--- Start of DATA ---
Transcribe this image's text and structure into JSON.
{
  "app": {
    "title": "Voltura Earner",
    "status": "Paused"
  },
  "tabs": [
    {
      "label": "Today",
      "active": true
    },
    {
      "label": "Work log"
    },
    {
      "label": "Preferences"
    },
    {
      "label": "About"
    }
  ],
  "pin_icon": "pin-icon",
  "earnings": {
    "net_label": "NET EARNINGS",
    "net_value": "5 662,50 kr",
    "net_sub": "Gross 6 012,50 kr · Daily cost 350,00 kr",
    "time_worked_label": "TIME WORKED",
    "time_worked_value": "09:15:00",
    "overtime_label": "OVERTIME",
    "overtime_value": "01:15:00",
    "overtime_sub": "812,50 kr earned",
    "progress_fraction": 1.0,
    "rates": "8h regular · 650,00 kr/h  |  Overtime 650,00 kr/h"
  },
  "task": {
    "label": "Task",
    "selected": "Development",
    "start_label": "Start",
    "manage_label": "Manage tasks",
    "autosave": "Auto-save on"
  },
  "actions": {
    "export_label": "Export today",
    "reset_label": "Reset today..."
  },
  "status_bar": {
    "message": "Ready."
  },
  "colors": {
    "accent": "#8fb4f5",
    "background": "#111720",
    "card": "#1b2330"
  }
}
--- End of DATA ---
* **EXERCISE DETAILS**: Restate all of the entries exactly, please.

* **RESULT FOR THIS EXERCISE**:
Transcribe this image's text and structure into JSON.
{
  "app": {
    "title": "Voltura Earner",
    "status": "Paused"
  },
  "tabs": [
    {
      "label": "Today",
      "active": true
    },
    {
      "label": "Work log"
    },
    {
      "label": "Preferences"
    },
    {
      "label": "About"
    }
  ],
  "pin_icon": "pin-icon",
  "earnings": {
    "net_label": "NET EARNINGS",
    "net_value": "5 662,50 kr",
    "net_sub": "Gross 6 012,50 kr · Daily cost 350,00 kr",
    "time_worked_label": "TIME WORKED",
    "time_worked_value": "09:15:00",
    "overtime_label": "OVERTIME",
    "overtime_value": "01:15:00",
    "overtime_sub": "812,50 kr earned",
    "progress_fraction": 1.0,
    "rates": "8h regular · 650,00 kr/h  |  Overtime 650,00 kr/h"
  },
  "task": {
    "label": "Task",
    "selected": "Development",
    "start_label": "Start",
    "manage_label": "Manage tasks",
    "autosave": "Auto-save on"
  },
  "actions": {
    "export_label": "Export today",
    "reset_label": "Reset today..."
  },
  "status_bar": {
    "message": "Ready."
  },
  "colors": {
    "accent": "#8fb4f5",
    "background": "#111720",
    "card": "#1b2330"
  }
}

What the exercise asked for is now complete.